Work instructions — Determine which lines contain the word "Familie", then copy those lines.

Data records
···
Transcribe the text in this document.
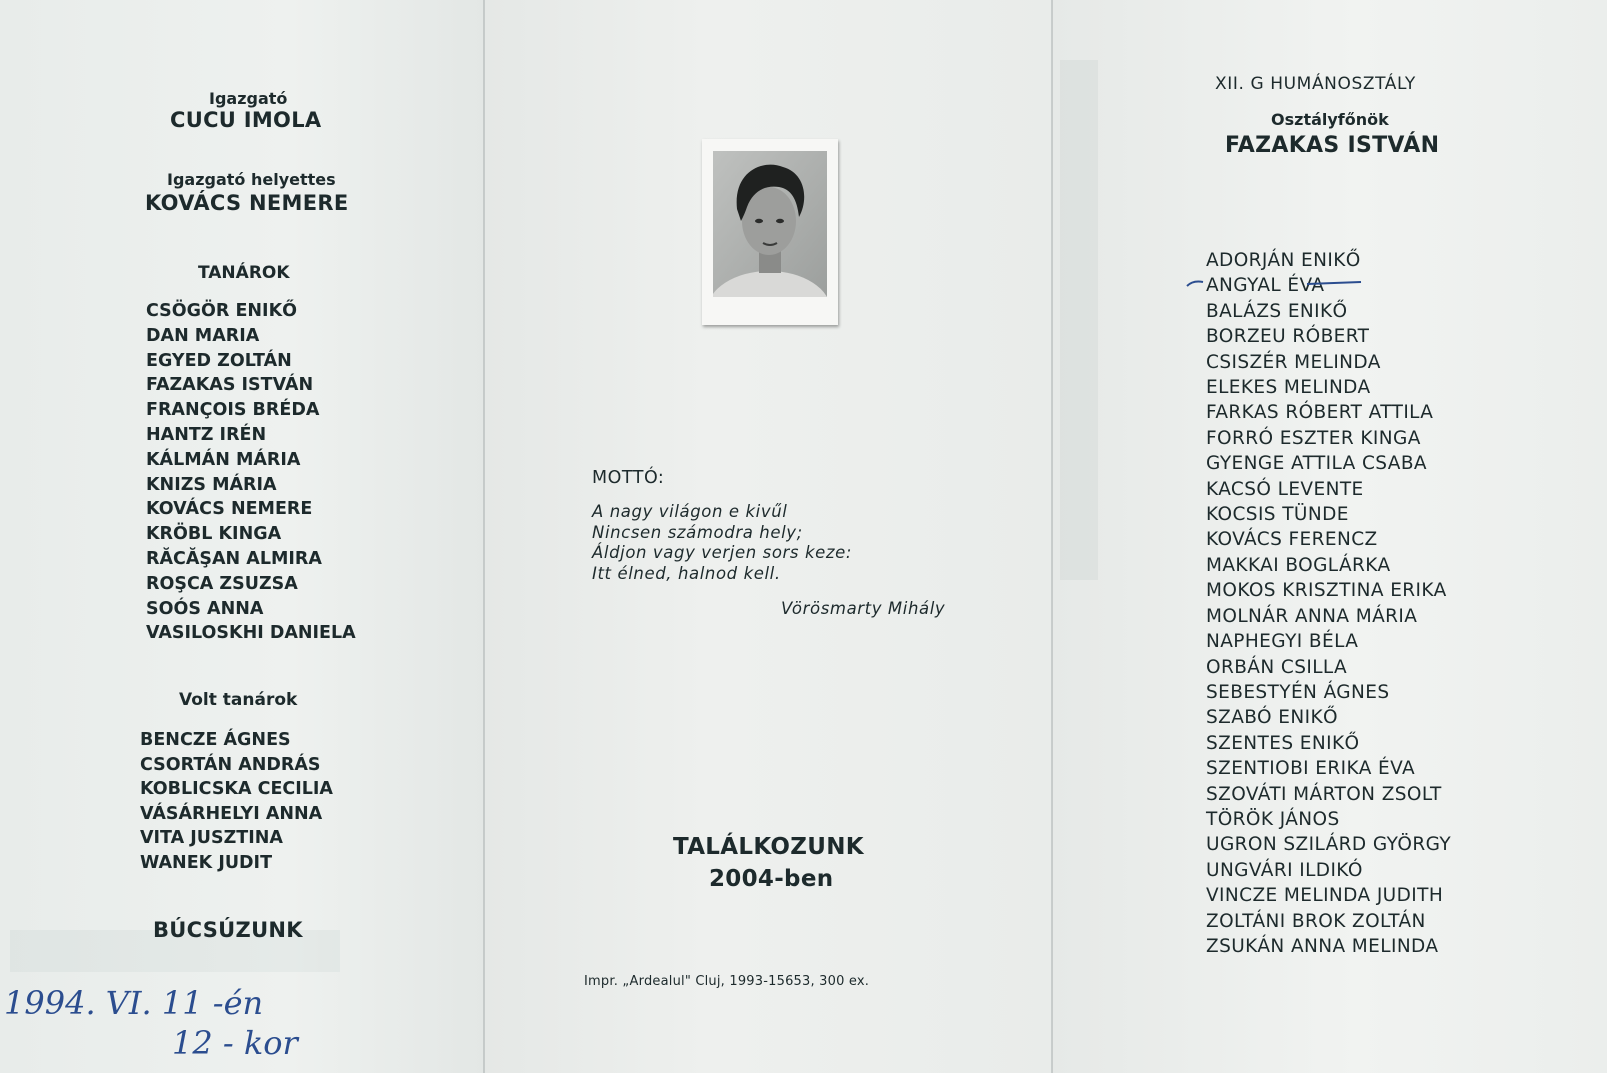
Igazgató
CUCU IMOLA
Igazgató helyettes
KOVÁCS NEMERE
TANÁROK
CSÖGÖR ENIKŐ
DAN MARIA
EGYED ZOLTÁN
FAZAKAS ISTVÁN
FRANÇOIS BRÉDA
HANTZ IRÉN
KÁLMÁN MÁRIA
KNIZS MÁRIA
KOVÁCS NEMERE
KRÖBL KINGA
RĂCĂŞAN ALMIRA
ROŞCA ZSUZSA
SOÓS ANNA
VASILOSKHI DANIELA
Volt tanárok
BENCZE ÁGNES
CSORTÁN ANDRÁS
KOBLICSKA CECILIA
VÁSÁRHELYI ANNA
VITA JUSZTINA
WANEK JUDIT
BÚCSÚZUNK
1994. VI. 11 -én
12 - kor
MOTTÓ:
A nagy világon e kivűl
Nincsen számodra hely;
Áldjon vagy verjen sors keze:
Itt élned, halnod kell.
Vörösmarty Mihály
TALÁLKOZUNK
2004-ben
Impr. „Ardealul" Cluj, 1993-15653, 300 ex.
XII. G HUMÁNOSZTÁLY
Osztályfőnök
FAZAKAS ISTVÁN
ADORJÁN ENIKŐ
ANGYAL ÉVA
BALÁZS ENIKŐ
BORZEU RÓBERT
CSISZÉR MELINDA
ELEKES MELINDA
FARKAS RÓBERT ATTILA
FORRÓ ESZTER KINGA
GYENGE ATTILA CSABA
KACSÓ LEVENTE
KOCSIS TÜNDE
KOVÁCS FERENCZ
MAKKAI BOGLÁRKA
MOKOS KRISZTINA ERIKA
MOLNÁR ANNA MÁRIA
NAPHEGYI BÉLA
ORBÁN CSILLA
SEBESTYÉN ÁGNES
SZABÓ ENIKŐ
SZENTES ENIKŐ
SZENTIOBI ERIKA ÉVA
SZOVÁTI MÁRTON ZSOLT
TÖRÖK JÁNOS
UGRON SZILÁRD GYÖRGY
UNGVÁRI ILDIKÓ
VINCZE MELINDA JUDITH
ZOLTÁNI BROK ZOLTÁN
ZSUKÁN ANNA MELINDA
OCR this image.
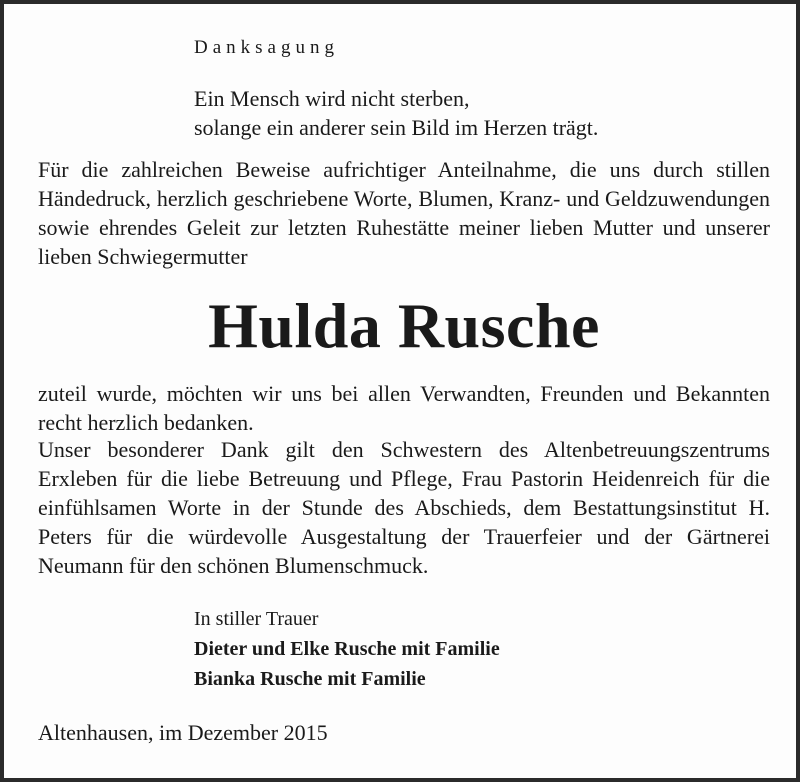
Danksagung
Ein Mensch wird nicht sterben,
solange ein anderer sein Bild im Herzen trägt.
Für die zahlreichen Beweise aufrichtiger Anteilnahme, die uns durch stillen Händedruck, herzlich geschriebene Worte, Blumen, Kranz- und Geldzuwendungen sowie ehrendes Geleit zur letzten Ruhestätte meiner lieben Mutter und unserer lieben Schwiegermutter
Hulda Rusche
zuteil wurde, möchten wir uns bei allen Verwandten, Freunden und Bekannten recht herzlich bedanken.
Unser besonderer Dank gilt den Schwestern des Altenbetreuungszentrums Erxleben für die liebe Betreuung und Pflege, Frau Pastorin Heidenreich für die einfühlsamen Worte in der Stunde des Abschieds, dem Bestattungsinstitut H. Peters für die würdevolle Ausgestaltung der Trauerfeier und der Gärtnerei Neumann für den schönen Blumenschmuck.
In stiller Trauer
Dieter und Elke Rusche mit Familie
Bianka Rusche mit Familie
Altenhausen, im Dezember 2015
···
Full output —
Dieter und Elke Rusche mit Familie
Bianka Rusche mit Familie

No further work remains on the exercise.